— BEGIN —

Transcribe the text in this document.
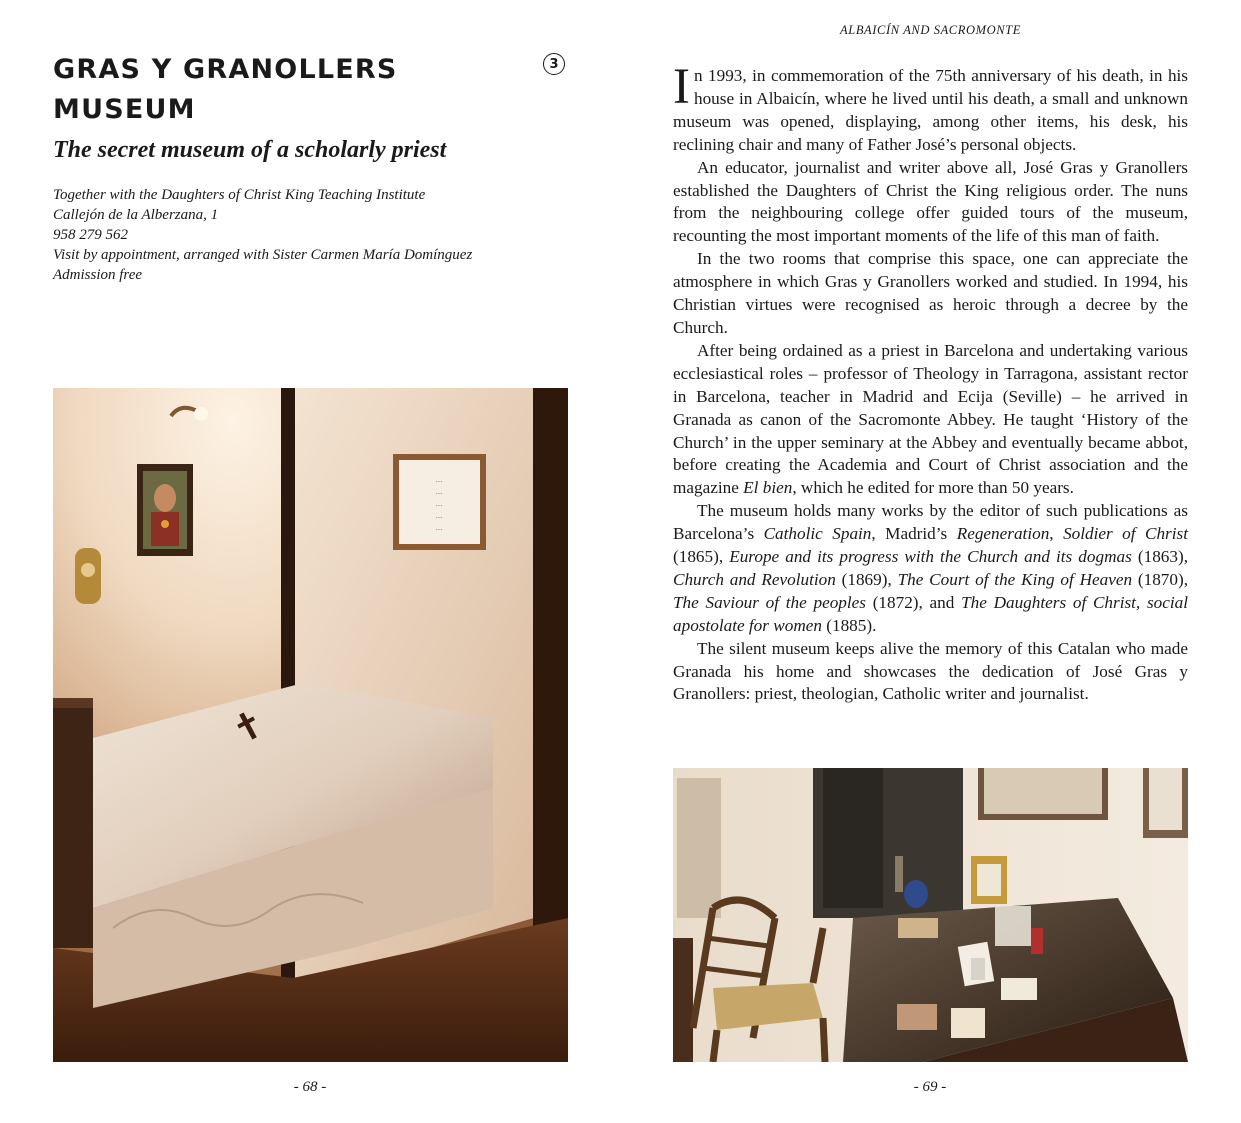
GRAS Y GRANOLLERS
MUSEUM
3
The secret museum of a scholarly priest
Together with the Daughters of Christ King Teaching Institute
Callejón de la Alberzana, 1
958 279 562
Visit by appointment, arranged with Sister Carmen María Domínguez
Admission free
...
...
...
...
...
- 68 -
ALBAICÍN AND SACROMONTE

In 1993, in commemoration of the 75th anniversary of his death, in his house in Albaicín, where he lived until his death, a small and unknown museum was opened, displaying, among other items, his desk, his reclining chair and many of Father José’s personal objects.

An educator, journalist and writer above all, José Gras y Granollers established the Daughters of Christ the King religious order. The nuns from the neighbouring college offer guided tours of the museum, recounting the most important moments of the life of this man of faith.

In the two rooms that comprise this space, one can appreciate the atmosphere in which Gras y Granollers worked and studied. In 1994, his Christian virtues were recognised as heroic through a decree by the Church.

After being ordained as a priest in Barcelona and undertaking various ecclesiastical roles – professor of Theology in Tarragona, assistant rector in Barcelona, teacher in Madrid and Ecija (Seville) – he arrived in Granada as canon of the Sacromonte Abbey. He taught ‘History of the Church’ in the upper seminary at the Abbey and eventually became abbot, before creating the Academia and Court of Christ association and the magazine El bien, which he edited for more than 50 years.

The museum holds many works by the editor of such publications as Barcelona’s Catholic Spain, Madrid’s Regeneration, Soldier of Christ (1865), Europe and its progress with the Church and its dogmas (1863), Church and Revolution (1869), The Court of the King of Heaven (1870), The Saviour of the peoples (1872), and The Daughters of Christ, social apostolate for women (1885).

The silent museum keeps alive the memory of this Catalan who made Granada his home and showcases the dedication of José Gras y Granollers: priest, theologian, Catholic writer and journalist.

- 69 -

— END —

WHAT IS REQUIRED
Tell how many lines in the records above contain "José", giving the number and no other words.

EXERCISE ANSWER
3